Problem statement:
Reading the listing below, count the lines that contain the word "Quarterly" and give that count alone.

Records from a data collection:
***

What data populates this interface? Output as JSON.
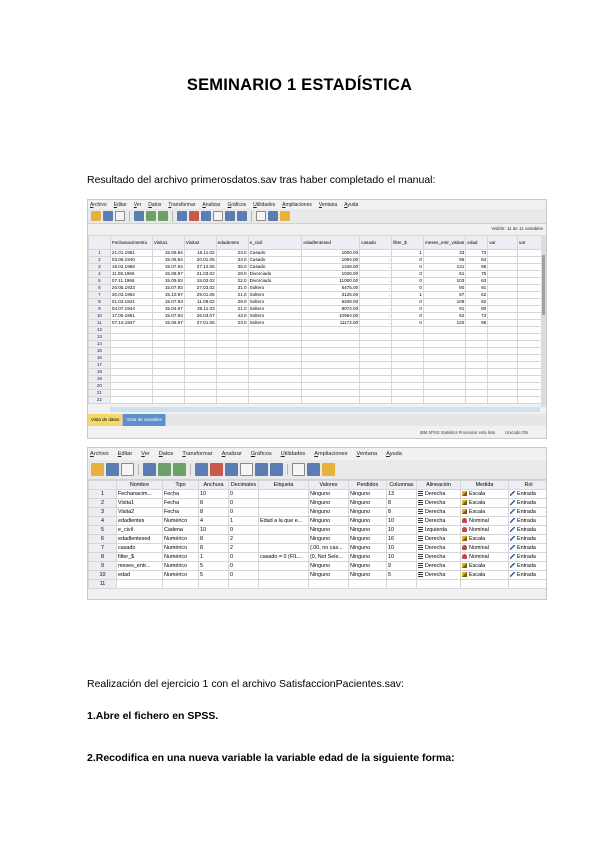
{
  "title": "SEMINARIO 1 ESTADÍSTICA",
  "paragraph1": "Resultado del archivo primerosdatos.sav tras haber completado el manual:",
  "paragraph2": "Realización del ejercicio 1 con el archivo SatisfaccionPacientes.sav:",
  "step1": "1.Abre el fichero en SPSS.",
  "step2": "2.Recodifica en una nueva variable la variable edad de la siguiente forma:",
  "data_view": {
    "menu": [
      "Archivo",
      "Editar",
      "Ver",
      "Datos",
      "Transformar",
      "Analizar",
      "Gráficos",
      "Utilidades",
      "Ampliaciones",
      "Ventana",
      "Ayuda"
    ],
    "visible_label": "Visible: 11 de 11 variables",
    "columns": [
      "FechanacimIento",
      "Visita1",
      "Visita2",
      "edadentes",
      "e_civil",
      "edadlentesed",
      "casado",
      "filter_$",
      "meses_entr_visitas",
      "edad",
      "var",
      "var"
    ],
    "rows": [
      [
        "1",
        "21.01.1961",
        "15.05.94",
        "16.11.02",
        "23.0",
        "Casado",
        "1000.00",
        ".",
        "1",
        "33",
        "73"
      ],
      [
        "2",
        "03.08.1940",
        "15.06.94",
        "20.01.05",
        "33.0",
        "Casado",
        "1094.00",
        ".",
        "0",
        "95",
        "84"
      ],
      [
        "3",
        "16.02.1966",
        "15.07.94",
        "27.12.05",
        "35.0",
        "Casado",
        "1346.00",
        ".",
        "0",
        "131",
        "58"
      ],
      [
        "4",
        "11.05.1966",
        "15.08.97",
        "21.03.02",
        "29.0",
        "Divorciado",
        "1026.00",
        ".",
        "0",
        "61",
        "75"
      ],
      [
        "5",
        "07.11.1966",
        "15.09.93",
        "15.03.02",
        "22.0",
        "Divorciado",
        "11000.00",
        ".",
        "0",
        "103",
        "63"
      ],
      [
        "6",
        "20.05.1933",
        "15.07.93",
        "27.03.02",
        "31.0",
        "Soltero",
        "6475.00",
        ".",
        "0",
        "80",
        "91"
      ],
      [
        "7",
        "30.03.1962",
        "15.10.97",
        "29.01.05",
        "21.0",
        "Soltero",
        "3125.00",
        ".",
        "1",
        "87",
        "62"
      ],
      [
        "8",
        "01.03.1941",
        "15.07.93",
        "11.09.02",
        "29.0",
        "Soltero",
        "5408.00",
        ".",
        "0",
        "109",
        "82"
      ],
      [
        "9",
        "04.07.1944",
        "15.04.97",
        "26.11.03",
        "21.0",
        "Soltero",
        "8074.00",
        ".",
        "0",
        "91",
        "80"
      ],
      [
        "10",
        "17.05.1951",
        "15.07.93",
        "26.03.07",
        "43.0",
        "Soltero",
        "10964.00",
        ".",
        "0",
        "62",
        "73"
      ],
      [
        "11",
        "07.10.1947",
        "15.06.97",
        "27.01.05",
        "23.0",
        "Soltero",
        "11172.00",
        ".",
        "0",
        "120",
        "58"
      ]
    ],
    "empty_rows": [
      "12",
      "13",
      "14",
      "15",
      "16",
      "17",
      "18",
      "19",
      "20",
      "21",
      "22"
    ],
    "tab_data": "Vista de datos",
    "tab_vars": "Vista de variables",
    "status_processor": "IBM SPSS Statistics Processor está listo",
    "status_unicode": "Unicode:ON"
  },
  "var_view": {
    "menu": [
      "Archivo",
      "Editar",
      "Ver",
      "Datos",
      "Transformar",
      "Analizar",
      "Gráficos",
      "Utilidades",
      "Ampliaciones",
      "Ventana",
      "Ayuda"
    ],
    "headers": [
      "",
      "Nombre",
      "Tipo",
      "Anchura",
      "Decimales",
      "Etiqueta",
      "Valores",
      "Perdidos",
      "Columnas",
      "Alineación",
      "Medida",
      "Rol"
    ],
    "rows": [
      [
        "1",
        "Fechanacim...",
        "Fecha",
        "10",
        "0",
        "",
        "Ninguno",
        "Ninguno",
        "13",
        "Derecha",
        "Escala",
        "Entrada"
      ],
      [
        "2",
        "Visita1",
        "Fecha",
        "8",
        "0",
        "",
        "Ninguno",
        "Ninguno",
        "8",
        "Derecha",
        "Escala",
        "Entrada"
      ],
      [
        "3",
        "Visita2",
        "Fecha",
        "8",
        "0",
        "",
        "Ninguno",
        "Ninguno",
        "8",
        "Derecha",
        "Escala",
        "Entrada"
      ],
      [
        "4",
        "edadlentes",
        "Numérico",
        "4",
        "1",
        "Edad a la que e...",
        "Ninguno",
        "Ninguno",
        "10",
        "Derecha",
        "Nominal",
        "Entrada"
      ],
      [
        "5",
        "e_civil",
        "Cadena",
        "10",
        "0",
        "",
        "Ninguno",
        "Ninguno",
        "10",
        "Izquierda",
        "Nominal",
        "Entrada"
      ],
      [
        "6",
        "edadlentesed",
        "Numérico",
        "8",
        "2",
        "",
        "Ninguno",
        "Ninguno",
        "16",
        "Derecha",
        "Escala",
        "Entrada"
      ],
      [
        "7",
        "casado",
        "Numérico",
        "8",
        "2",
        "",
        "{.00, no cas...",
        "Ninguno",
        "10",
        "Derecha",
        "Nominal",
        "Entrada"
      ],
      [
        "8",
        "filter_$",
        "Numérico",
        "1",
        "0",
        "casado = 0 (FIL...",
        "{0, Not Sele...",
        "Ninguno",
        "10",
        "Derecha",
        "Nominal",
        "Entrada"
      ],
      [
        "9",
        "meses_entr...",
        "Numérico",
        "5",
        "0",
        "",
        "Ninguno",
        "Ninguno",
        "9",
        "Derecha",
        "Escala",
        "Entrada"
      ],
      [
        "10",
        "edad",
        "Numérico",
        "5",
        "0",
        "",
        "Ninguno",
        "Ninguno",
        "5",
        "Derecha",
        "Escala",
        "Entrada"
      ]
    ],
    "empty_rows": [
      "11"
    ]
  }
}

***

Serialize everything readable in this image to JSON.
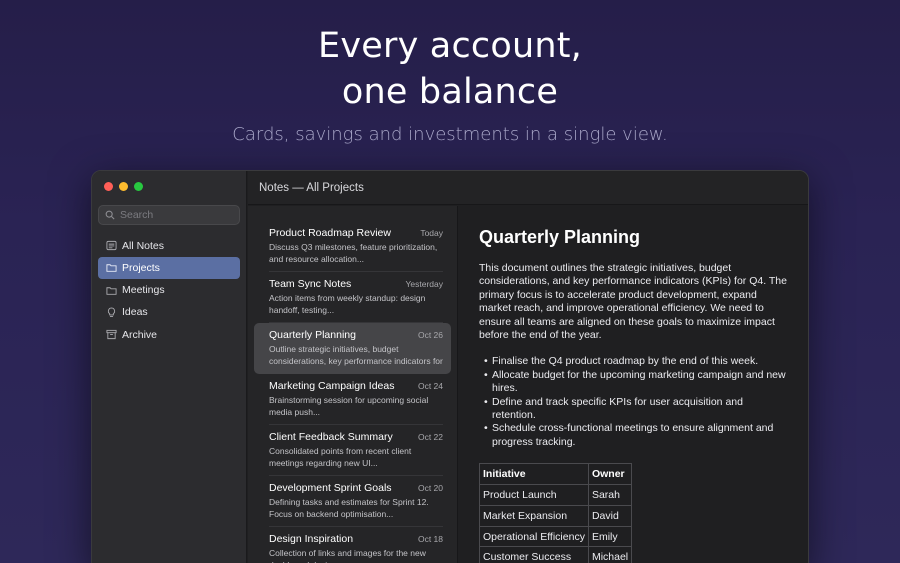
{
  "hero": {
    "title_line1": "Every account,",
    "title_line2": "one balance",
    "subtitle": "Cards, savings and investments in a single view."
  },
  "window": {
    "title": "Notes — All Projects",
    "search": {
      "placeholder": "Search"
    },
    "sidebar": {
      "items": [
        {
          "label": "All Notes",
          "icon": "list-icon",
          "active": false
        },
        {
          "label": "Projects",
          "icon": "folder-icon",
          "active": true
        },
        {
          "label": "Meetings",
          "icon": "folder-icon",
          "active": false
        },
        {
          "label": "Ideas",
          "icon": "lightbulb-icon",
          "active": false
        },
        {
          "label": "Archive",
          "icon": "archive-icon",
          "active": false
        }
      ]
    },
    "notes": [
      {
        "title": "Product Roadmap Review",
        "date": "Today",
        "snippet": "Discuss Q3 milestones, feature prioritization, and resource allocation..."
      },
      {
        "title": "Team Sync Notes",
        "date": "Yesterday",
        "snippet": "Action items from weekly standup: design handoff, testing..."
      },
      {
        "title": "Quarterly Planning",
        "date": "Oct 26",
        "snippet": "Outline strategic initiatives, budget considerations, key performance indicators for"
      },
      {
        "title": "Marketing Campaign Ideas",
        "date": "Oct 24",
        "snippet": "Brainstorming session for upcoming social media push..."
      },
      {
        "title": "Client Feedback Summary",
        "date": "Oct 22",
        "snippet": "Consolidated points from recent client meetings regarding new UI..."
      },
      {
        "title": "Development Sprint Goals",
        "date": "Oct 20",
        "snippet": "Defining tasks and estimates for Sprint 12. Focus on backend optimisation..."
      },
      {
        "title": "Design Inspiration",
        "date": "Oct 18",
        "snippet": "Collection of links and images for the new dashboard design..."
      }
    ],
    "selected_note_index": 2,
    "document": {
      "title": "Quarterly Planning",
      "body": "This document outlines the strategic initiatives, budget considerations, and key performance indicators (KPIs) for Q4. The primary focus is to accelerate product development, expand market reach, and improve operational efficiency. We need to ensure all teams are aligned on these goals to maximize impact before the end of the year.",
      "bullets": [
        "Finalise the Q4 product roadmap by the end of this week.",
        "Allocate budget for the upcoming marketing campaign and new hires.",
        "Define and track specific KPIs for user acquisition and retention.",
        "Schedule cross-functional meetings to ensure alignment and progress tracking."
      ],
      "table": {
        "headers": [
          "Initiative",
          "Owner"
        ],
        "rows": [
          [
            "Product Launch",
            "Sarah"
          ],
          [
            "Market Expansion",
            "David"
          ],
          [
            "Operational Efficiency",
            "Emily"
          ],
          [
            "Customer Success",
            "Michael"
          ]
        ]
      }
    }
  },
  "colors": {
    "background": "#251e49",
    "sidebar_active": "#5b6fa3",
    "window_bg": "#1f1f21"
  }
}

***

Solution to this task:
2